Given problem: Read the lines below. Copy out any that hold the string "text".

[START OF Given data]

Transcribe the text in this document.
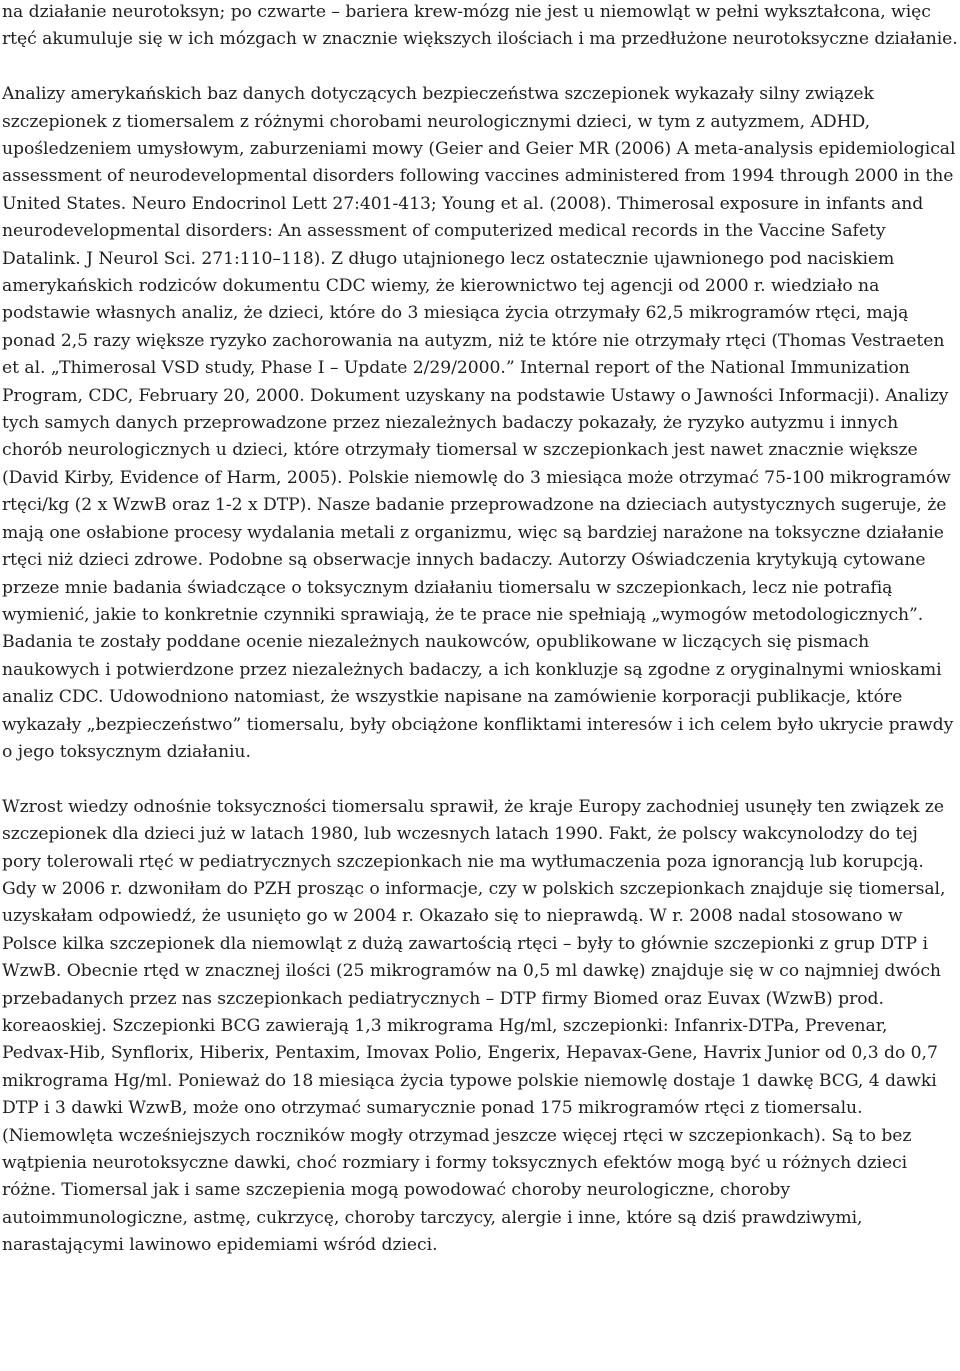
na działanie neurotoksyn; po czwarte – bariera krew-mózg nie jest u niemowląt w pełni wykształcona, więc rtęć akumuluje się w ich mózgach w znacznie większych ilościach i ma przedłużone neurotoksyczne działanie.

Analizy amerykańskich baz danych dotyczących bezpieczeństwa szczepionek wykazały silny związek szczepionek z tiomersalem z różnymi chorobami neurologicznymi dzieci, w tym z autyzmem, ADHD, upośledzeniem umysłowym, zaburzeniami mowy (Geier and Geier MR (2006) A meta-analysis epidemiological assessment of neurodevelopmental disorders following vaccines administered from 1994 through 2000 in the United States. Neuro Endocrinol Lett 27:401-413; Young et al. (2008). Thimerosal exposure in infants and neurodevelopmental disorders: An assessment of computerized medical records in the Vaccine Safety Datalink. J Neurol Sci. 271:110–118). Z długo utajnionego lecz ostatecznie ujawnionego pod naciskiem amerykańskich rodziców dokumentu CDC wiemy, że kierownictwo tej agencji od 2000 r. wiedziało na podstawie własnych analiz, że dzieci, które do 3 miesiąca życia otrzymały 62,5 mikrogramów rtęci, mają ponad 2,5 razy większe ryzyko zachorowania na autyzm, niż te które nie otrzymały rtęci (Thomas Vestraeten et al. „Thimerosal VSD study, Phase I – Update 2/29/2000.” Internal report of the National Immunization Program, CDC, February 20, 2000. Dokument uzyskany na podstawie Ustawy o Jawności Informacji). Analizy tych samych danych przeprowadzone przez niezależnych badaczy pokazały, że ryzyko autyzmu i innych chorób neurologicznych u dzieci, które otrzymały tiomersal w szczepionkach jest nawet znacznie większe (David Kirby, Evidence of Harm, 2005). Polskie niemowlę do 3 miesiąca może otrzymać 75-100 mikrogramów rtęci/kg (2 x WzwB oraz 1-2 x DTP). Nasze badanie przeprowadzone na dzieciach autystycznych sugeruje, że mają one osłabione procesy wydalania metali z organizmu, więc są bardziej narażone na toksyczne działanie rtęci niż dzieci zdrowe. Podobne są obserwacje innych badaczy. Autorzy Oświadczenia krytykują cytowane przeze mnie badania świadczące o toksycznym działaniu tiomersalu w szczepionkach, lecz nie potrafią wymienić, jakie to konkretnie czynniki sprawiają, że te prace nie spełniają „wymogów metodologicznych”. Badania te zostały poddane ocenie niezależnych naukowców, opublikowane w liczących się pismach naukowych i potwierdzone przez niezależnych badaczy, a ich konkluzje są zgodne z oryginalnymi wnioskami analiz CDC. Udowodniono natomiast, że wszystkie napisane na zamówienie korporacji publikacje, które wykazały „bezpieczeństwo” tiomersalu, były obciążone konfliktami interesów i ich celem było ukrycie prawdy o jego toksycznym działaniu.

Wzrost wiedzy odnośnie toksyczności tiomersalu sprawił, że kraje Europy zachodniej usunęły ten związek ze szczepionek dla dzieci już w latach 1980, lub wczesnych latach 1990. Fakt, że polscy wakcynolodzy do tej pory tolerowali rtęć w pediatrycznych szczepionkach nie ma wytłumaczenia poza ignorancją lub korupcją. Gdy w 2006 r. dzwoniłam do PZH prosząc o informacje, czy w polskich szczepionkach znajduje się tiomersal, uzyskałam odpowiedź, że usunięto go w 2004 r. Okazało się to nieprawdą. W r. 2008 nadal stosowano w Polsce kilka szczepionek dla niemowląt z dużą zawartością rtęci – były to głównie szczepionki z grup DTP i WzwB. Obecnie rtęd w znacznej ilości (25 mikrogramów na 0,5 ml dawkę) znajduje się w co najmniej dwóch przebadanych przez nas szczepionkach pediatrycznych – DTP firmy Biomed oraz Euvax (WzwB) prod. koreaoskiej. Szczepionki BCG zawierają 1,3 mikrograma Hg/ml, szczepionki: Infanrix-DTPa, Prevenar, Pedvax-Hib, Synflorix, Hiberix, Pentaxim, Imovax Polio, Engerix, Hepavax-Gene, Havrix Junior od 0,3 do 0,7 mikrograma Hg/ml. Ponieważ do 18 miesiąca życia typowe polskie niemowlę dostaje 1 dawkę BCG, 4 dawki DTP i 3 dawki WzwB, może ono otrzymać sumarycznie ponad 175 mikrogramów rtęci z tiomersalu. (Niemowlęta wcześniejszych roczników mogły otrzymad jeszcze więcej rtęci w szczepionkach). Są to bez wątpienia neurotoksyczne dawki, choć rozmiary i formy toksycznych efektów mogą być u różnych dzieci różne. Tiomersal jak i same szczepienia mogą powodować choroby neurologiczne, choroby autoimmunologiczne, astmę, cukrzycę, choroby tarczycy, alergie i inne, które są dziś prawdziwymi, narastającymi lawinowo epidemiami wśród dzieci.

[END OF Given data]
[START OF Given data]

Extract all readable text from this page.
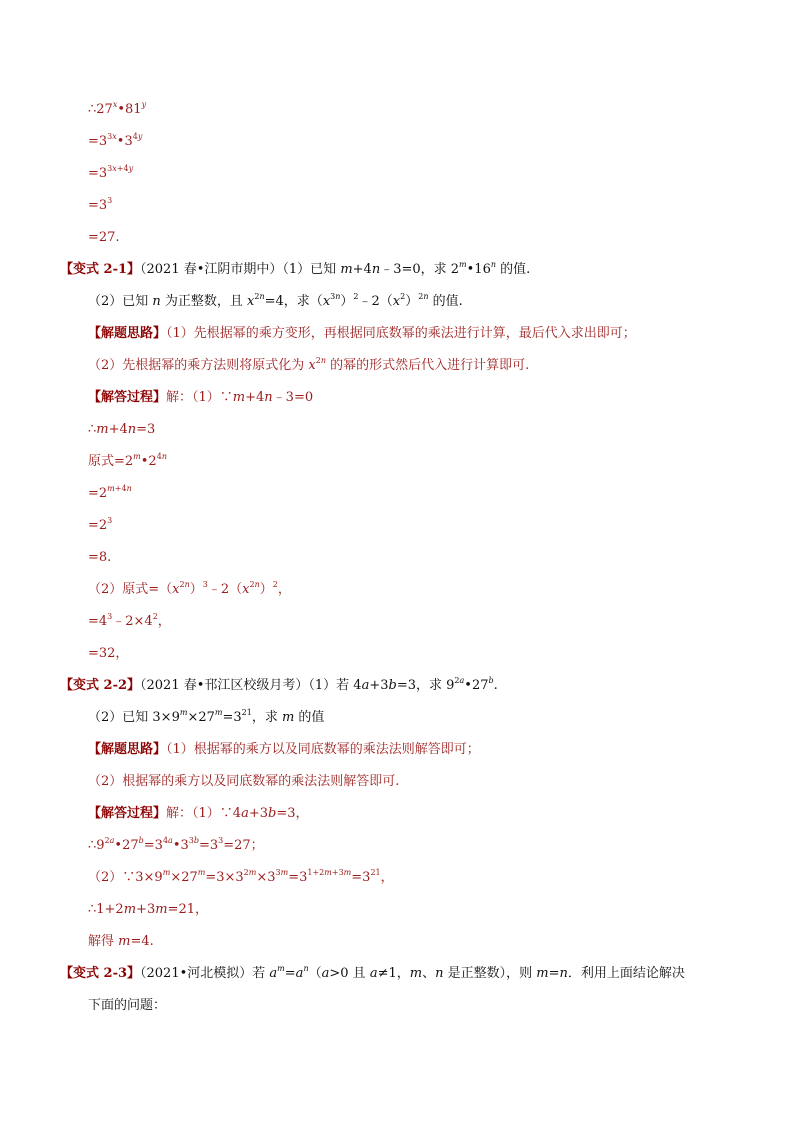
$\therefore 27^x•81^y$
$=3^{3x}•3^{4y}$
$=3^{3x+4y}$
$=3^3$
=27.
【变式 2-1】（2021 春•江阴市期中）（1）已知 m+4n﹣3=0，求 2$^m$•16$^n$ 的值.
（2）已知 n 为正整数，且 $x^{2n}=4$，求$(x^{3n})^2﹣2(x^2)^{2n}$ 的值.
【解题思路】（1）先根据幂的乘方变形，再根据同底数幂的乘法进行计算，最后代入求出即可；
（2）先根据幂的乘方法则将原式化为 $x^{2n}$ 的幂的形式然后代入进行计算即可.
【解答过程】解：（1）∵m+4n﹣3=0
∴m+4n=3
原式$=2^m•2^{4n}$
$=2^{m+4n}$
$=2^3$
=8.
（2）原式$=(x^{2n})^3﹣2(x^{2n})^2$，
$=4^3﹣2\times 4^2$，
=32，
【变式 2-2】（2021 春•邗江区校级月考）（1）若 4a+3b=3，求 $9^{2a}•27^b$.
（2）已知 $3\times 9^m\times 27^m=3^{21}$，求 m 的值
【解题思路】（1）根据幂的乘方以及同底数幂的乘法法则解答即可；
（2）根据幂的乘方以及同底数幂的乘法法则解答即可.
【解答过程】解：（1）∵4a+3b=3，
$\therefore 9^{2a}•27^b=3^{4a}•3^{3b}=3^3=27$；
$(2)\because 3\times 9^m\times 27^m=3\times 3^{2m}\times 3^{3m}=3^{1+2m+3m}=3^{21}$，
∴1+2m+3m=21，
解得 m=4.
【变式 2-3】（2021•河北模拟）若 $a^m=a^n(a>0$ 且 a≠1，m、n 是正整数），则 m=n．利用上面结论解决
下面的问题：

[END OF Given data]

Complete response:
Transcribe the text in this document.
Extract all readable text from this page.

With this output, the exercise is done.